_What needs to be done_
Tell me how many lines hold "unencrypted", please, using only the number.

[Recorded data]
* begin *

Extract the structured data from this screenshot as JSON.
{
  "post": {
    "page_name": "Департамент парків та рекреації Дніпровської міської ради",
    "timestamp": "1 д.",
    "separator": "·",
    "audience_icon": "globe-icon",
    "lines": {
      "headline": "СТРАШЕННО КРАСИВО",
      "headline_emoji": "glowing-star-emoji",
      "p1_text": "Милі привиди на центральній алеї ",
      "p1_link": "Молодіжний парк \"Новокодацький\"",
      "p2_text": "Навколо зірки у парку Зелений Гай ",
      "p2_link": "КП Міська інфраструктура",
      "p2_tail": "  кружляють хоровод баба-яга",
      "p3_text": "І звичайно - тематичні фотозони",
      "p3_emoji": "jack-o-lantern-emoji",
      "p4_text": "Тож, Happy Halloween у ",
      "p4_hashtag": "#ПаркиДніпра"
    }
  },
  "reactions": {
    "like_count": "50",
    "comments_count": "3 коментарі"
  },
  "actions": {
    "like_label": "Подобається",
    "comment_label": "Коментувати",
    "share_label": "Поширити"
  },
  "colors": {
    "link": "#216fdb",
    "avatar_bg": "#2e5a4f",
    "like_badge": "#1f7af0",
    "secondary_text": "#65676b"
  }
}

* end *
* begin *

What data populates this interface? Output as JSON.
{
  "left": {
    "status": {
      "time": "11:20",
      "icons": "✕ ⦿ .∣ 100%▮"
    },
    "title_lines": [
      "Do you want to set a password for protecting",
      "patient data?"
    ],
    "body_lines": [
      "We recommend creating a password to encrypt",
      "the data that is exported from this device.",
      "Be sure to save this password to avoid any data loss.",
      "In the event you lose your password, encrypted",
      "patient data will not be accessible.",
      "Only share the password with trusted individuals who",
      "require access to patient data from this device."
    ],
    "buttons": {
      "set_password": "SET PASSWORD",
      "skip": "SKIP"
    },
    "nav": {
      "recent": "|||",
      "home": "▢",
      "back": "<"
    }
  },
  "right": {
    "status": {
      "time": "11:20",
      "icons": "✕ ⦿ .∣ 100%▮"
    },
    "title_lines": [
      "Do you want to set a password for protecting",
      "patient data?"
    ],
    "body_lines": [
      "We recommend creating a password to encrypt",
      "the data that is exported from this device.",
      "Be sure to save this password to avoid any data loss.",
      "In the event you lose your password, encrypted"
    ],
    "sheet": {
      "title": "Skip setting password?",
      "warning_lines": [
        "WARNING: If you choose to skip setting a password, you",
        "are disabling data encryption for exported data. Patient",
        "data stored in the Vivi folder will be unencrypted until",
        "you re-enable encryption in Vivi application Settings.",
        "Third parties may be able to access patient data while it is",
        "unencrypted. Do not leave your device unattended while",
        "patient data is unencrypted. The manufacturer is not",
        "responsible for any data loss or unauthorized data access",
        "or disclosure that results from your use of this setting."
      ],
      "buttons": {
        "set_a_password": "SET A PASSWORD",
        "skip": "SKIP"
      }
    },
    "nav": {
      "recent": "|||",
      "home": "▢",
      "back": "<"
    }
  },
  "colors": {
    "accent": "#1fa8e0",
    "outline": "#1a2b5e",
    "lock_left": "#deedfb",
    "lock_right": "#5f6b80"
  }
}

* end *

_Result of the exercise_
3